=== Belge Alıntısı ===

MCBÜ Demirci Eğitim Fakültesi Öğr. Gör. Şaban ÇETİN


“KÜPELER ÇINARALTI SÖYLEŞİSİ ”

"...Haziran sonunda, Kiraz hasadının son demlerinde, İlke Çayı’nın yukarı çığırında, vadi yamacına yerleşmiş, geçmişi derin Küpeler Köyü eski Cami önündeki çınar ağacının gölgesinde, tarihi Camiye dair bazı dostlarla doyumsuz bir söyleşi gerçekleştirdik..."


            Gediz’e kuzeyden karışan Demirci, İlke ve Selendi Çayı ile havzaları, Frig Vadilerine benzeyen topografyası, tarihi köprüleri, antik yerleşimleri, mağara ve inleri, Yörük kültürü ve lezzetli meyveleriyle dikkatimi çekmiştir hep.

            Haziran sonunda, Kiraz hasadının son demlerinde, İlke Çayı’nın yukarı çığırında, vadi yamacına yerleşmiş, geçmişi derin Küpeler Köyü eski Cami önündeki çınar ağacının gölgesinde, tarihi Camiye dair bazı dostlarla doyumsuz bir söyleşi gerçekleştirdik.

            Söyleşiden hatırımda kalan bazı kayıtları paylaşmak istiyorum sizlerle.

            XXX

            Öncelikle konuklarımı tanıtayım.

            “Solumda;  Küpeler Köyü eski Cami ustası: “Kıymıkcı Mustafa” ve Tamirine ön ayak olan: “Hatip İsmail Efendi”. Hoş geldiniz efendim.”

            “Hoş bulduk”

            Sağımda; Hattat Mehmet Emin ve ressam Müzehhib Mehmet. Sizler de Hoş geldiniz.

===

• Görev Gereksinimleri: Yukarıdaki Küpeler çınaraltı söyleşisi metnini lütfen hiçbir değişiklik yapmadan baştan sona birebir geri verin.

=== Sağlanan Veriler ===

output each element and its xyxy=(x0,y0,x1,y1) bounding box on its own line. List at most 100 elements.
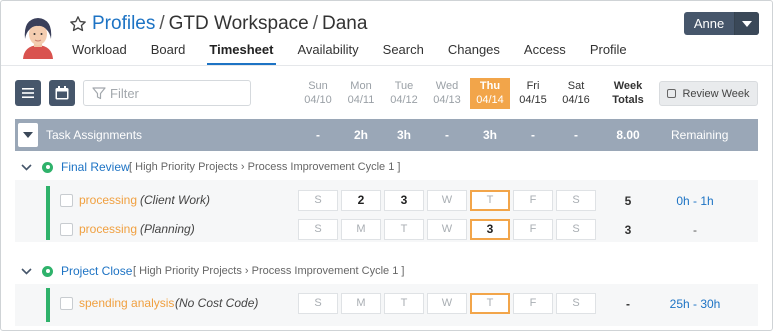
time-cell-tue[interactable]: T xyxy=(384,219,424,240)
day-name: Wed xyxy=(435,80,459,92)
status-dot-icon xyxy=(42,265,53,277)
time-cell-fri[interactable]: F xyxy=(513,219,553,240)
path-bracket: [ xyxy=(133,265,137,277)
task-week-total: 3 xyxy=(624,223,632,237)
tab-search[interactable]: Search xyxy=(383,42,424,64)
breadcrumb-separator: / xyxy=(312,13,318,34)
time-cell-thu[interactable]: 3 xyxy=(470,219,510,240)
task-remaining[interactable]: 0h - 1h xyxy=(650,194,740,208)
week-totals-line2: Totals xyxy=(612,94,644,106)
day-header-thu-today: Thu 04/14 xyxy=(470,78,510,109)
day-header-mon: Mon 04/11 xyxy=(341,78,381,109)
avatar xyxy=(15,13,61,59)
tab-profile[interactable]: Profile xyxy=(590,42,627,64)
day-date: 04/10 xyxy=(304,94,332,106)
task-checkbox[interactable] xyxy=(60,194,73,207)
path-segment: High Priority Projects xyxy=(139,265,242,277)
path-bracket: [ xyxy=(129,161,133,173)
time-cell-wed[interactable]: W xyxy=(427,219,467,240)
day-total-fri: - xyxy=(531,128,535,142)
group-path: [ High Priority Projects › Process Impro… xyxy=(133,265,404,277)
time-cell-fri[interactable]: F xyxy=(513,190,553,211)
day-name: Fri xyxy=(526,80,540,92)
path-bracket: ] xyxy=(401,265,405,277)
filter-placeholder: Filter xyxy=(110,85,139,101)
time-cell-tue[interactable]: 3 xyxy=(384,190,424,211)
time-cell-sun[interactable]: S xyxy=(298,190,338,211)
breadcrumb: Profiles / GTD Workspace / Dana xyxy=(69,11,367,37)
remaining-header: Remaining xyxy=(671,128,729,142)
task-name[interactable]: processing xyxy=(79,193,137,207)
task-assignments-header: Task Assignments - 2h 3h - 3h - - 8.00 R… xyxy=(15,119,758,151)
tab-workload[interactable]: Workload xyxy=(72,42,127,64)
chevron-down-icon[interactable] xyxy=(21,163,32,171)
time-cell-mon[interactable]: M xyxy=(341,219,381,240)
time-cell-fri[interactable]: F xyxy=(513,293,553,314)
tab-availability[interactable]: Availability xyxy=(297,42,358,64)
time-cell-sun[interactable]: S xyxy=(298,219,338,240)
time-cell-sat[interactable]: S xyxy=(556,190,596,211)
task-checkbox[interactable] xyxy=(60,297,73,310)
calendar-icon xyxy=(55,86,69,100)
time-cell-thu[interactable]: T xyxy=(470,293,510,314)
group-name[interactable]: Final Review xyxy=(61,160,130,174)
day-total-wed: - xyxy=(445,128,449,142)
path-segment: Process Improvement Cycle 1 xyxy=(251,265,399,277)
group-name[interactable]: Project Close xyxy=(61,264,132,278)
list-view-button[interactable] xyxy=(15,80,41,106)
day-name: Sun xyxy=(308,80,328,92)
group-row-project-close: Project Close [ High Priority Projects ›… xyxy=(15,258,758,284)
collapse-all-button[interactable] xyxy=(18,123,38,147)
week-totals-header: Week Totals xyxy=(606,79,650,107)
day-total-mon: 2h xyxy=(353,128,368,142)
path-chevron-icon: › xyxy=(244,265,249,277)
task-checkbox[interactable] xyxy=(60,223,73,236)
time-cell-sat[interactable]: S xyxy=(556,293,596,314)
tab-changes[interactable]: Changes xyxy=(448,42,500,64)
task-block-project-close: spending analysis (No Cost Code) S M T W… xyxy=(15,284,758,326)
time-cell-sun[interactable]: S xyxy=(298,293,338,314)
path-segment: Process Improvement Cycle 1 xyxy=(247,161,395,173)
tab-bar: Workload Board Timesheet Availability Se… xyxy=(72,42,651,65)
day-header-sat: Sat 04/16 xyxy=(556,78,596,109)
day-date: 04/16 xyxy=(562,94,590,106)
time-cell-wed[interactable]: W xyxy=(427,293,467,314)
task-remaining[interactable]: 25h - 30h xyxy=(650,297,740,311)
time-cell-sat[interactable]: S xyxy=(556,219,596,240)
day-header-wed: Wed 04/13 xyxy=(427,78,467,109)
path-bracket: ] xyxy=(397,161,401,173)
day-name: Tue xyxy=(394,80,414,92)
day-date: 04/15 xyxy=(519,94,547,106)
breadcrumb-user: Dana xyxy=(322,13,368,34)
tab-board[interactable]: Board xyxy=(151,42,186,64)
task-week-total: - xyxy=(626,297,630,311)
task-remaining[interactable]: - xyxy=(650,223,740,237)
time-cell-tue[interactable]: T xyxy=(384,293,424,314)
review-week-button[interactable]: Review Week xyxy=(659,81,758,106)
user-menu-button[interactable]: Anne xyxy=(684,12,759,35)
time-cell-thu[interactable]: T xyxy=(470,190,510,211)
star-icon[interactable] xyxy=(69,15,87,33)
path-chevron-icon: › xyxy=(240,161,245,173)
checkbox-icon xyxy=(667,89,677,98)
calendar-button[interactable] xyxy=(49,80,75,106)
tab-timesheet[interactable]: Timesheet xyxy=(207,42,277,65)
task-name[interactable]: processing xyxy=(79,222,137,236)
time-cell-wed[interactable]: W xyxy=(427,190,467,211)
day-date: 04/13 xyxy=(433,94,461,106)
chevron-down-icon[interactable] xyxy=(21,267,32,275)
day-date: 04/11 xyxy=(347,94,375,106)
task-name[interactable]: spending analysis xyxy=(79,296,174,310)
day-total-sat: - xyxy=(574,128,578,142)
filter-input[interactable]: Filter xyxy=(83,80,251,106)
chevron-down-icon xyxy=(23,132,33,138)
chevron-down-icon[interactable] xyxy=(734,12,759,35)
day-name: Thu xyxy=(479,80,501,92)
day-header-tue: Tue 04/12 xyxy=(384,78,424,109)
time-cell-mon[interactable]: M xyxy=(341,293,381,314)
task-assignments-title: Task Assignments xyxy=(46,128,143,142)
breadcrumb-profiles-link[interactable]: Profiles xyxy=(92,13,155,35)
day-date: 04/14 xyxy=(476,94,504,106)
tab-access[interactable]: Access xyxy=(524,42,566,64)
time-cell-mon[interactable]: 2 xyxy=(341,190,381,211)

===

• Görevin Cevabı:
MCBÜ Demirci Eğitim Fakültesi Öğr. Gör. Şaban ÇETİN


“KÜPELER ÇINARALTI SÖYLEŞİSİ ”

"...Haziran sonunda, Kiraz hasadının son demlerinde, İlke Çayı’nın yukarı çığırında, vadi yamacına yerleşmiş, geçmişi derin Küpeler Köyü eski Cami önündeki çınar ağacının gölgesinde, tarihi Camiye dair bazı dostlarla doyumsuz bir söyleşi gerçekleştirdik..."


            Gediz’e kuzeyden karışan Demirci, İlke ve Selendi Çayı ile havzaları, Frig Vadilerine benzeyen topografyası, tarihi köprüleri, antik yerleşimleri, mağara ve inleri, Yörük kültürü ve lezzetli meyveleriyle dikkatimi çekmiştir hep.

            Haziran sonunda, Kiraz hasadının son demlerinde, İlke Çayı’nın yukarı çığırında, vadi yamacına yerleşmiş, geçmişi derin Küpeler Köyü eski Cami önündeki çınar ağacının gölgesinde, tarihi Camiye dair bazı dostlarla doyumsuz bir söyleşi gerçekleştirdik.

            Söyleşiden hatırımda kalan bazı kayıtları paylaşmak istiyorum sizlerle.

            XXX

            Öncelikle konuklarımı tanıtayım.

            “Solumda;  Küpeler Köyü eski Cami ustası: “Kıymıkcı Mustafa” ve Tamirine ön ayak olan: “Hatip İsmail Efendi”. Hoş geldiniz efendim.”

            “Hoş bulduk”

            Sağımda; Hattat Mehmet Emin ve ressam Müzehhib Mehmet. Sizler de Hoş geldiniz.